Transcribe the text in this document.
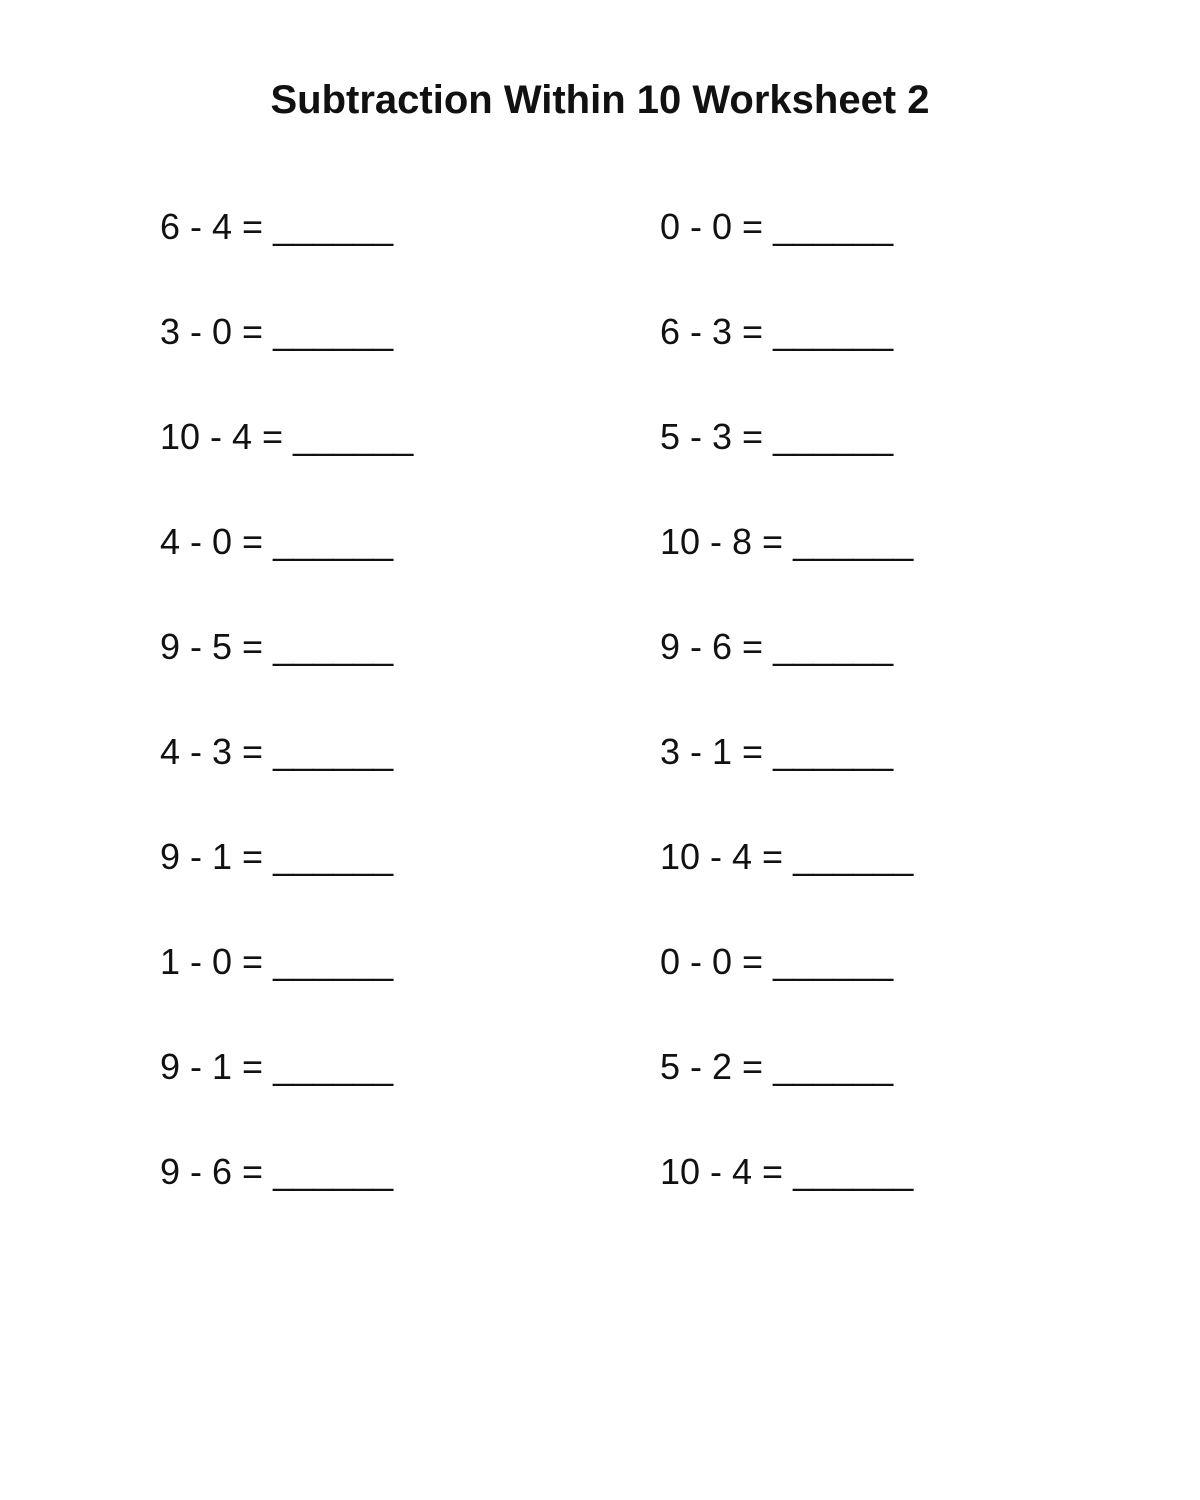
Subtraction Within 10 Worksheet 2
6 - 4 = ______	0 - 0 = ______
3 - 0 = ______	6 - 3 = ______
10 - 4 = ______	5 - 3 = ______
4 - 0 = ______	10 - 8 = ______
9 - 5 = ______	9 - 6 = ______
4 - 3 = ______	3 - 1 = ______
9 - 1 = ______	10 - 4 = ______
1 - 0 = ______	0 - 0 = ______
9 - 1 = ______	5 - 2 = ______
9 - 6 = ______	10 - 4 = ______
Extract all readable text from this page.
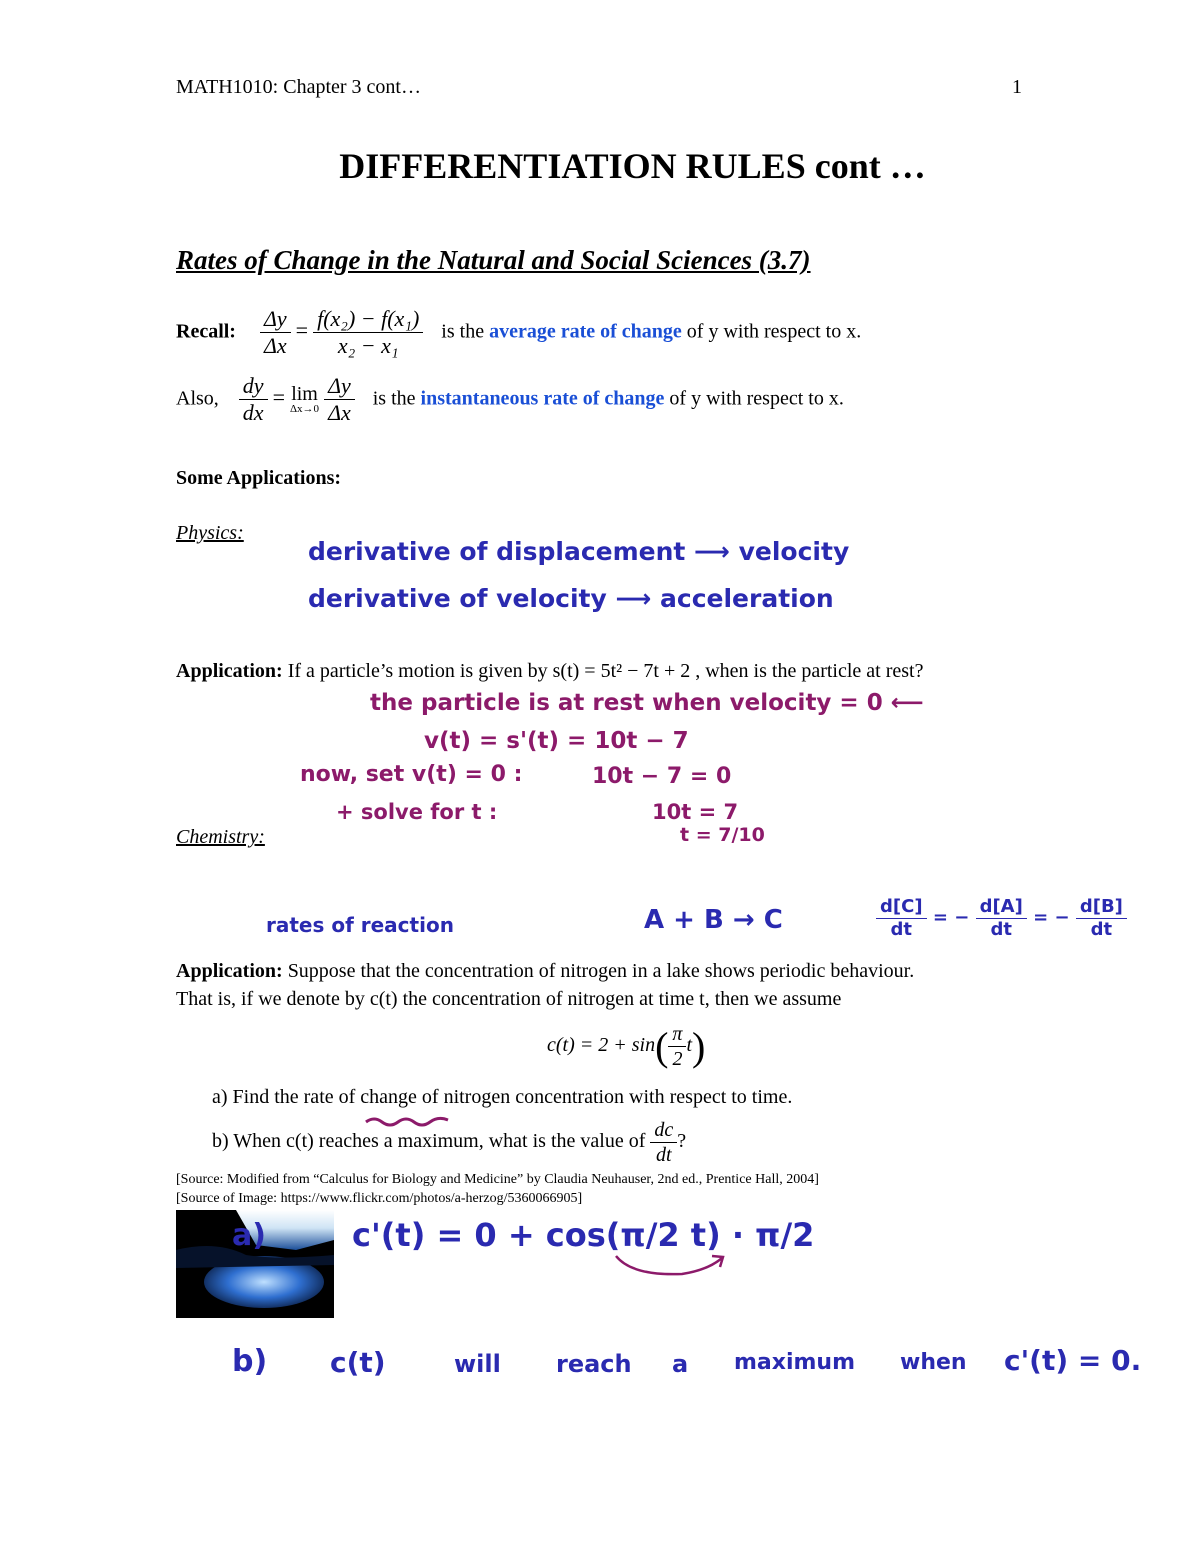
MATH1010: Chapter 3 cont…	1
DIFFERENTIATION RULES cont …
Rates of Change in the Natural and Social Sciences (3.7)
Recall: $\frac{\Delta y}{\Delta x} = \frac{\text{f(x₂) − f(x₁)}}{\text{x₂ − x₁}}$ is the average rate of change of y with respect to x.
Also, $\frac{dy}{dx} = \lim$
Δx→0
$\frac{\Delta y}{\Delta x}$ is the instantaneous rate of change of y with respect to x.
Some Applications:
Physics:
derivative of displacement ⟶ velocity
derivative of velocity ⟶ acceleration
Application: If a particle’s motion is given by s(t) = 5t² − 7t + 2 , when is the particle at rest?
the particle is at rest when velocity = 0 ⟵
v(t) = s'(t) = 10t − 7
now, set v(t) = 0 :	10t − 7 = 0
+ solve for t :	10t = 7
t = 7/10
Chemistry:
rates of reaction	A + B → C	$\frac{d[C]}{dt}$ = − $\frac{d[A]}{dt}$ = − $\frac{d[B]}{dt}$
Application: Suppose that the concentration of nitrogen in a lake shows periodic behaviour.
That is, if we denote by c(t) the concentration of nitrogen at time t, then we assume
$c(t) = 2 + \sin( \frac{\pi}{2} t)$
a) Find the rate of change of nitrogen concentration with respect to time.
b) When c(t) reaches a maximum, what is the value of $\frac{dc}{dt}$ ?
[Source: Modified from “Calculus for Biology and Medicine” by Claudia Neuhauser, 2nd ed., Prentice Hall, 2004]
[Source of Image: https://www.flickr.com/photos/a-herzog/5360066905]
a)	c'(t) = 0 + cos(π/2 t) · π/2
b) c(t)	will reach a maximum when c'(t) = 0.
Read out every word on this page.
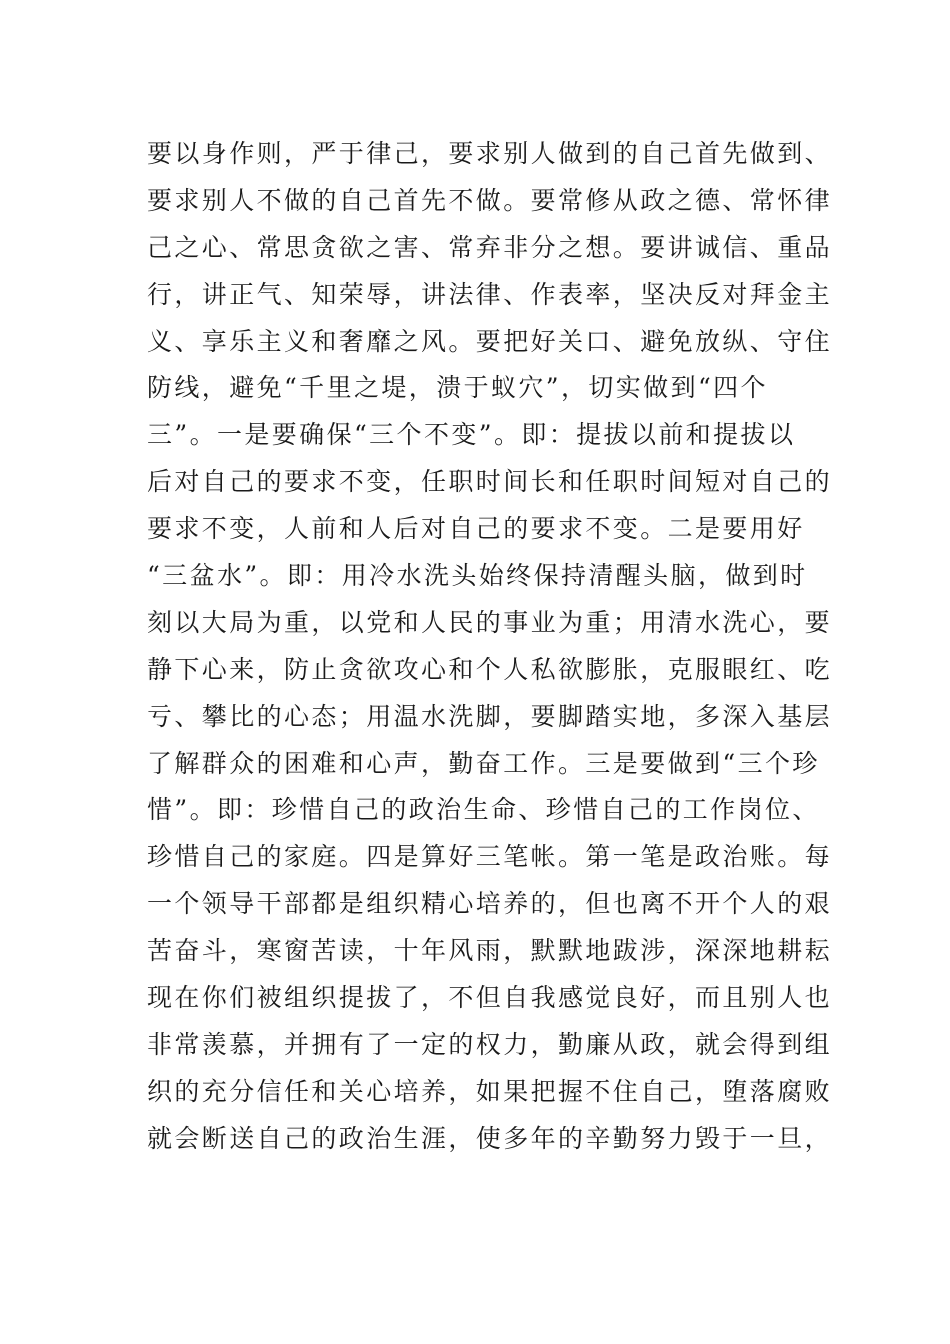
要以身作则，严于律己，要求别人做到的自己首先做到、
要求别人不做的自己首先不做。要常修从政之德、常怀律
己之心、常思贪欲之害、常弃非分之想。要讲诚信、重品
行，讲正气、知荣辱，讲法律、作表率，坚决反对拜金主
义、享乐主义和奢靡之风。要把好关口、避免放纵、守住
防线，避免“千里之堤，溃于蚁穴”，切实做到“四个
三”。一是要确保“三个不变”。即：提拔以前和提拔以
后对自己的要求不变，任职时间长和任职时间短对自己的
要求不变，人前和人后对自己的要求不变。二是要用好
“三盆水”。即：用冷水洗头始终保持清醒头脑，做到时
刻以大局为重，以党和人民的事业为重；用清水洗心，要
静下心来，防止贪欲攻心和个人私欲膨胀，克服眼红、吃
亏、攀比的心态；用温水洗脚，要脚踏实地，多深入基层
了解群众的困难和心声，勤奋工作。三是要做到“三个珍
惜”。即：珍惜自己的政治生命、珍惜自己的工作岗位、
珍惜自己的家庭。四是算好三笔帐。第一笔是政治账。每
一个领导干部都是组织精心培养的，但也离不开个人的艰
苦奋斗，寒窗苦读，十年风雨，默默地跋涉，深深地耕耘
现在你们被组织提拔了，不但自我感觉良好，而且别人也
非常羡慕，并拥有了一定的权力，勤廉从政，就会得到组
织的充分信任和关心培养，如果把握不住自己，堕落腐败
就会断送自己的政治生涯，使多年的辛勤努力毁于一旦，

***

**Given exercise**. Omit every picture while copying the listing above exactly.

**Correct response**.
Transcribe the text in this document.
Subtraction Within 10 Worksheet 2
6 - 4 = ______	0 - 0 = ______
3 - 0 = ______	6 - 3 = ______
10 - 4 = ______	5 - 3 = ______
4 - 0 = ______	10 - 8 = ______
9 - 5 = ______	9 - 6 = ______
4 - 3 = ______	3 - 1 = ______
9 - 1 = ______	10 - 4 = ______
1 - 0 = ______	0 - 0 = ______
9 - 1 = ______	5 - 2 = ______
9 - 6 = ______	10 - 4 = ______
Extract all readable text from this page.
MATH1010: Chapter 3 cont…	1
DIFFERENTIATION RULES cont …
Rates of Change in the Natural and Social Sciences (3.7)
Recall: $\frac{\Delta y}{\Delta x} = \frac{\text{f(x₂) − f(x₁)}}{\text{x₂ − x₁}}$ is the average rate of change of y with respect to x.
Also, $\frac{dy}{dx} = \lim$
Δx→0
$\frac{\Delta y}{\Delta x}$ is the instantaneous rate of change of y with respect to x.
Some Applications:
Physics:
derivative of displacement ⟶ velocity
derivative of velocity ⟶ acceleration
Application: If a particle’s motion is given by s(t) = 5t² − 7t + 2 , when is the particle at rest?
the particle is at rest when velocity = 0 ⟵
v(t) = s'(t) = 10t − 7
now, set v(t) = 0 :	10t − 7 = 0
+ solve for t :	10t = 7
t = 7/10
Chemistry:
rates of reaction	A + B → C	$\frac{d[C]}{dt}$ = − $\frac{d[A]}{dt}$ = − $\frac{d[B]}{dt}$
Application: Suppose that the concentration of nitrogen in a lake shows periodic behaviour.
That is, if we denote by c(t) the concentration of nitrogen at time t, then we assume
$c(t) = 2 + \sin( \frac{\pi}{2} t)$
a) Find the rate of change of nitrogen concentration with respect to time.
b) When c(t) reaches a maximum, what is the value of $\frac{dc}{dt}$ ?
[Source: Modified from “Calculus for Biology and Medicine” by Claudia Neuhauser, 2nd ed., Prentice Hall, 2004]
[Source of Image: https://www.flickr.com/photos/a-herzog/5360066905]
a)	c'(t) = 0 + cos(π/2 t) · π/2
b) c(t)	will reach a maximum when c'(t) = 0.
Read out every word on this page.
要以身作则，严于律己，要求别人做到的自己首先做到、
要求别人不做的自己首先不做。要常修从政之德、常怀律
己之心、常思贪欲之害、常弃非分之想。要讲诚信、重品
行，讲正气、知荣辱，讲法律、作表率，坚决反对拜金主
义、享乐主义和奢靡之风。要把好关口、避免放纵、守住
防线，避免“千里之堤，溃于蚁穴”，切实做到“四个
三”。一是要确保“三个不变”。即：提拔以前和提拔以
后对自己的要求不变，任职时间长和任职时间短对自己的
要求不变，人前和人后对自己的要求不变。二是要用好
“三盆水”。即：用冷水洗头始终保持清醒头脑，做到时
刻以大局为重，以党和人民的事业为重；用清水洗心，要
静下心来，防止贪欲攻心和个人私欲膨胀，克服眼红、吃
亏、攀比的心态；用温水洗脚，要脚踏实地，多深入基层
了解群众的困难和心声，勤奋工作。三是要做到“三个珍
惜”。即：珍惜自己的政治生命、珍惜自己的工作岗位、
珍惜自己的家庭。四是算好三笔帐。第一笔是政治账。每
一个领导干部都是组织精心培养的，但也离不开个人的艰
苦奋斗，寒窗苦读，十年风雨，默默地跋涉，深深地耕耘
现在你们被组织提拔了，不但自我感觉良好，而且别人也
非常羡慕，并拥有了一定的权力，勤廉从政，就会得到组
织的充分信任和关心培养，如果把握不住自己，堕落腐败
就会断送自己的政治生涯，使多年的辛勤努力毁于一旦，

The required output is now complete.